'''

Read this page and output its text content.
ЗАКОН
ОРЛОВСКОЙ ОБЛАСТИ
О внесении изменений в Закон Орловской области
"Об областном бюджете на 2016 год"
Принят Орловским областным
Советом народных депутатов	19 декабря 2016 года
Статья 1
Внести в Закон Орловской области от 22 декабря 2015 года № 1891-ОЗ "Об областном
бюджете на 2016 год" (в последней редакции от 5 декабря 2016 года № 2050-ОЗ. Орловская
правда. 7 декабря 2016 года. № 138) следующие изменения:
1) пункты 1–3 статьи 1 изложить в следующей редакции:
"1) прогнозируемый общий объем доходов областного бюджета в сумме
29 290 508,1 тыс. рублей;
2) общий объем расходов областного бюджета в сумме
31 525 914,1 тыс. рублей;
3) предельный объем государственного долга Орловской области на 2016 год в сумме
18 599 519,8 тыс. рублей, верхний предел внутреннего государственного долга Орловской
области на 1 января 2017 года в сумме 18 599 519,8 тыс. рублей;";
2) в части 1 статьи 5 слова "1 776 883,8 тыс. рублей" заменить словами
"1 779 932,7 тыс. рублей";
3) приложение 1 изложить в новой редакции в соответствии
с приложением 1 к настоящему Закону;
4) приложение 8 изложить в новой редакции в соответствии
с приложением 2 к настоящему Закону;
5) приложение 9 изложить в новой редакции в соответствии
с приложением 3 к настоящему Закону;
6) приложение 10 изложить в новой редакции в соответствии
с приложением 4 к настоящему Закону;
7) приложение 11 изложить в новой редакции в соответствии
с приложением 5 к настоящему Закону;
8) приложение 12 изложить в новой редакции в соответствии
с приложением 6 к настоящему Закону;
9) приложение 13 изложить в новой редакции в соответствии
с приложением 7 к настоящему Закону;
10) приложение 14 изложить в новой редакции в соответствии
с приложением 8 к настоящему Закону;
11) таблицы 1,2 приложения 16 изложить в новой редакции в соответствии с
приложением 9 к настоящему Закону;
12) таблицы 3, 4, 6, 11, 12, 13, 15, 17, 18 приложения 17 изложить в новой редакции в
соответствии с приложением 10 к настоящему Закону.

'''
'''

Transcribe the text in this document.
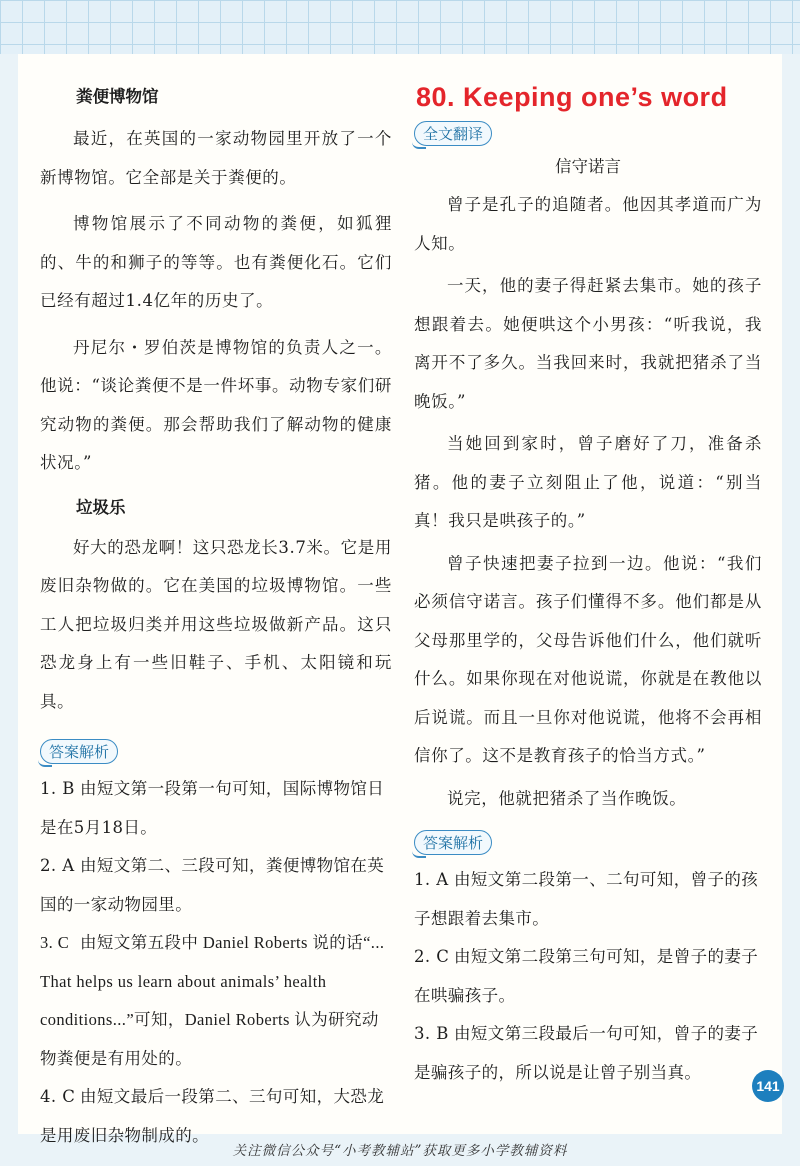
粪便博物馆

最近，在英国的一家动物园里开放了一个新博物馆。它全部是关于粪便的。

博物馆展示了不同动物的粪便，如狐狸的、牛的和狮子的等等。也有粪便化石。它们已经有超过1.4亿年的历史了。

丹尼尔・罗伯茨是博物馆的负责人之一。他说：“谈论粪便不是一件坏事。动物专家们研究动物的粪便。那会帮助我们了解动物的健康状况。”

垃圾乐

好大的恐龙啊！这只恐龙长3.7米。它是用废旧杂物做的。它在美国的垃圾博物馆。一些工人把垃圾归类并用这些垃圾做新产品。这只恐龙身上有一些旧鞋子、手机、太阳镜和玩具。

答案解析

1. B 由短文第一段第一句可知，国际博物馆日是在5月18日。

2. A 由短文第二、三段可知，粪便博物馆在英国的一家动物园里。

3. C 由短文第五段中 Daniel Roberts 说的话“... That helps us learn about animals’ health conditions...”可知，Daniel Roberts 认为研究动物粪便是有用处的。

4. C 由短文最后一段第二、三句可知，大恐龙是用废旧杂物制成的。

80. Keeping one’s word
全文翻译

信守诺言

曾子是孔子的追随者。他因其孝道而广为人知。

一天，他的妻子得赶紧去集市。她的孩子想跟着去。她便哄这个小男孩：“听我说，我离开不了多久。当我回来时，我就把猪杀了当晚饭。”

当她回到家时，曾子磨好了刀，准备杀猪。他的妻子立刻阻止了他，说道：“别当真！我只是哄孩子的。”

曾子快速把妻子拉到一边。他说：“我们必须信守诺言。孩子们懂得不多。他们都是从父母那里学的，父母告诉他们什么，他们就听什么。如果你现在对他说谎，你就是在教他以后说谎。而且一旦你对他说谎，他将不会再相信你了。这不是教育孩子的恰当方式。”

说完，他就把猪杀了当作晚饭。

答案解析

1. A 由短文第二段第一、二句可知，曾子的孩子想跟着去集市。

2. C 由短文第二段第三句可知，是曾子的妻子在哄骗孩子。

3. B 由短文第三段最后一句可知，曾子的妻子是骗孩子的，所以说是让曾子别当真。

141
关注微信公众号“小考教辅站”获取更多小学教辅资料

'''

→ THE PROBLEM
Above are the records; copy every line in them that holds the word "сумме".

→ FINISHED EXERCISE
"1) прогнозируемый общий объем доходов областного бюджета в сумме
2) общий объем расходов областного бюджета в сумме
3) предельный объем государственного долга Орловской области на 2016 год в сумме
области на 1 января 2017 года в сумме 18 599 519,8 тыс. рублей;";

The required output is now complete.